WHAT TO WORK ON ▸ Every entry must be transcribed without alteration.
━━━━━━━━━━━━━━━━━━━━
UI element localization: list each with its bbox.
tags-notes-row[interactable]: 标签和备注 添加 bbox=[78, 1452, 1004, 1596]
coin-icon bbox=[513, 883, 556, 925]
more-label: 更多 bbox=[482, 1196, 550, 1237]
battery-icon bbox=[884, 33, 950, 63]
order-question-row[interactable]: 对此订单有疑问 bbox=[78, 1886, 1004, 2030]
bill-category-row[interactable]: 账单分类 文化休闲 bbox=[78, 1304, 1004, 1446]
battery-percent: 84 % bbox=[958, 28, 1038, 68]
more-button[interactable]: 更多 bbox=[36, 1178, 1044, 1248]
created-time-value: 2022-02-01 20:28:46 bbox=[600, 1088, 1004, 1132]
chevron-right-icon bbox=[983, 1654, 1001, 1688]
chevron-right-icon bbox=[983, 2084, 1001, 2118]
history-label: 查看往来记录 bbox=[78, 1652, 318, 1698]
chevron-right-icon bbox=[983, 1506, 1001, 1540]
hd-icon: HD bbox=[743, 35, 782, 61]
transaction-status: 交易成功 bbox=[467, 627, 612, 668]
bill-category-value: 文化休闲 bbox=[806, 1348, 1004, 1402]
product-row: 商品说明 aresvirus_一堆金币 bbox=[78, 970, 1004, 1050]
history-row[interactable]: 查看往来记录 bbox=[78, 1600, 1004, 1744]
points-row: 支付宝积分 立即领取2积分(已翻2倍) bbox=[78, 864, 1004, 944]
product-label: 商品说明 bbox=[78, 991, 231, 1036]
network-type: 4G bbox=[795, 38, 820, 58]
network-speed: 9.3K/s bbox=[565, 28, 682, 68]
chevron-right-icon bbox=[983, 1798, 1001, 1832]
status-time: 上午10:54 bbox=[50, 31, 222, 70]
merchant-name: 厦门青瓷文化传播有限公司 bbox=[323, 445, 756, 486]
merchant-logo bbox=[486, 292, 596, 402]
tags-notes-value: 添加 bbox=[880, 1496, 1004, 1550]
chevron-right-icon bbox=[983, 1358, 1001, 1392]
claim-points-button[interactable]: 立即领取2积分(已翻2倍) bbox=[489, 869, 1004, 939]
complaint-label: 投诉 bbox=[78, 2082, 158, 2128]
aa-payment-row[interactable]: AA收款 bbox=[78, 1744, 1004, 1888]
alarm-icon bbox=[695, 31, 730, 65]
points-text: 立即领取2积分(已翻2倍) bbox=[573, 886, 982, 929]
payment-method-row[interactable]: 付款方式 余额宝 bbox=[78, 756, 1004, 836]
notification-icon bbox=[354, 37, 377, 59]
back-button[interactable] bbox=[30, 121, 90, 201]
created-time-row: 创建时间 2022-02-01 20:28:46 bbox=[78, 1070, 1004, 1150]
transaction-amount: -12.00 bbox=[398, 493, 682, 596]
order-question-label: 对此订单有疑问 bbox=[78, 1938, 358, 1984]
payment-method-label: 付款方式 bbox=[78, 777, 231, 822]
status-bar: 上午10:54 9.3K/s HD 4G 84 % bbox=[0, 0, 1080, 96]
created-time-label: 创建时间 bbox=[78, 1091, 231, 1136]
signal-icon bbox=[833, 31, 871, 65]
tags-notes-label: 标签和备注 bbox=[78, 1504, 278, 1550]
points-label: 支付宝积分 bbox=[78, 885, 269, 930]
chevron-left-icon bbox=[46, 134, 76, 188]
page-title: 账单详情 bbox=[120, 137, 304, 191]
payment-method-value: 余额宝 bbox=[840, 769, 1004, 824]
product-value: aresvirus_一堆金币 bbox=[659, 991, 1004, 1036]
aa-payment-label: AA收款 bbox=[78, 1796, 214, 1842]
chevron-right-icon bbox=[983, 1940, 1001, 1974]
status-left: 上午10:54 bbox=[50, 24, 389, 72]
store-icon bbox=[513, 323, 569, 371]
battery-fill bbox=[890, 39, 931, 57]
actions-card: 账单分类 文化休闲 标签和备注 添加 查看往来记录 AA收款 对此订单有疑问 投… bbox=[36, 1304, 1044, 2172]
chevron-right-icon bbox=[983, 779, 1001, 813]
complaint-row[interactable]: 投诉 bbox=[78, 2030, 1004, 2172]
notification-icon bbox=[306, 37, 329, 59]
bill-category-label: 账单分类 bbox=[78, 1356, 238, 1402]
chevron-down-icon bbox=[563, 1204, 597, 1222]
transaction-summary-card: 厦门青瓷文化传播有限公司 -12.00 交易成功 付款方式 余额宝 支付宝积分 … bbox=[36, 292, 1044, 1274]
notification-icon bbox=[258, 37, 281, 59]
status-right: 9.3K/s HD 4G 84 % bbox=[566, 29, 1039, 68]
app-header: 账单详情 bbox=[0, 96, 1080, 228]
━━━━━━━━━━━━━━━━━━━━
RESPONSE FOR THIS EXERCISE ▸
UI element localization: list each with its bbox.
tags-notes-row[interactable]: 标签和备注 添加 bbox=[78, 1452, 1004, 1596]
coin-icon bbox=[513, 883, 556, 925]
more-label: 更多 bbox=[482, 1196, 550, 1237]
battery-icon bbox=[884, 33, 950, 63]
order-question-row[interactable]: 对此订单有疑问 bbox=[78, 1886, 1004, 2030]
bill-category-row[interactable]: 账单分类 文化休闲 bbox=[78, 1304, 1004, 1446]
battery-percent: 84 % bbox=[958, 28, 1038, 68]
more-button[interactable]: 更多 bbox=[36, 1178, 1044, 1248]
created-time-value: 2022-02-01 20:28:46 bbox=[600, 1088, 1004, 1132]
chevron-right-icon bbox=[983, 1654, 1001, 1688]
chevron-right-icon bbox=[983, 2084, 1001, 2118]
history-label: 查看往来记录 bbox=[78, 1652, 318, 1698]
chevron-right-icon bbox=[983, 1506, 1001, 1540]
hd-icon: HD bbox=[743, 35, 782, 61]
transaction-status: 交易成功 bbox=[467, 627, 612, 668]
bill-category-value: 文化休闲 bbox=[806, 1348, 1004, 1402]
product-row: 商品说明 aresvirus_一堆金币 bbox=[78, 970, 1004, 1050]
history-row[interactable]: 查看往来记录 bbox=[78, 1600, 1004, 1744]
points-row: 支付宝积分 立即领取2积分(已翻2倍) bbox=[78, 864, 1004, 944]
product-label: 商品说明 bbox=[78, 991, 231, 1036]
network-type: 4G bbox=[795, 38, 820, 58]
network-speed: 9.3K/s bbox=[565, 28, 682, 68]
chevron-right-icon bbox=[983, 1798, 1001, 1832]
status-time: 上午10:54 bbox=[50, 31, 222, 70]
merchant-name: 厦门青瓷文化传播有限公司 bbox=[323, 445, 756, 486]
merchant-logo bbox=[486, 292, 596, 402]
tags-notes-value: 添加 bbox=[880, 1496, 1004, 1550]
chevron-right-icon bbox=[983, 1358, 1001, 1392]
claim-points-button[interactable]: 立即领取2积分(已翻2倍) bbox=[489, 869, 1004, 939]
complaint-label: 投诉 bbox=[78, 2082, 158, 2128]
aa-payment-row[interactable]: AA收款 bbox=[78, 1744, 1004, 1888]
alarm-icon bbox=[695, 31, 730, 65]
points-text: 立即领取2积分(已翻2倍) bbox=[573, 886, 982, 929]
payment-method-row[interactable]: 付款方式 余额宝 bbox=[78, 756, 1004, 836]
notification-icon bbox=[354, 37, 377, 59]
back-button[interactable] bbox=[30, 121, 90, 201]
created-time-row: 创建时间 2022-02-01 20:28:46 bbox=[78, 1070, 1004, 1150]
transaction-amount: -12.00 bbox=[398, 493, 682, 596]
order-question-label: 对此订单有疑问 bbox=[78, 1938, 358, 1984]
payment-method-label: 付款方式 bbox=[78, 777, 231, 822]
status-bar: 上午10:54 9.3K/s HD 4G 84 % bbox=[0, 0, 1080, 96]
created-time-label: 创建时间 bbox=[78, 1091, 231, 1136]
signal-icon bbox=[833, 31, 871, 65]
tags-notes-label: 标签和备注 bbox=[78, 1504, 278, 1550]
points-label: 支付宝积分 bbox=[78, 885, 269, 930]
chevron-left-icon bbox=[46, 134, 76, 188]
page-title: 账单详情 bbox=[120, 137, 304, 191]
payment-method-value: 余额宝 bbox=[840, 769, 1004, 824]
product-value: aresvirus_一堆金币 bbox=[659, 991, 1004, 1036]
aa-payment-label: AA收款 bbox=[78, 1796, 214, 1842]
chevron-right-icon bbox=[983, 1940, 1001, 1974]
status-left: 上午10:54 bbox=[50, 24, 389, 72]
store-icon bbox=[513, 323, 569, 371]
battery-fill bbox=[890, 39, 931, 57]
actions-card: 账单分类 文化休闲 标签和备注 添加 查看往来记录 AA收款 对此订单有疑问 投… bbox=[36, 1304, 1044, 2172]
chevron-right-icon bbox=[983, 779, 1001, 813]
complaint-row[interactable]: 投诉 bbox=[78, 2030, 1004, 2172]
notification-icon bbox=[306, 37, 329, 59]
bill-category-label: 账单分类 bbox=[78, 1356, 238, 1402]
chevron-down-icon bbox=[563, 1204, 597, 1222]
transaction-summary-card: 厦门青瓷文化传播有限公司 -12.00 交易成功 付款方式 余额宝 支付宝积分 … bbox=[36, 292, 1044, 1274]
notification-icon bbox=[258, 37, 281, 59]
status-right: 9.3K/s HD 4G 84 % bbox=[566, 29, 1039, 68]
app-header: 账单详情 bbox=[0, 96, 1080, 228]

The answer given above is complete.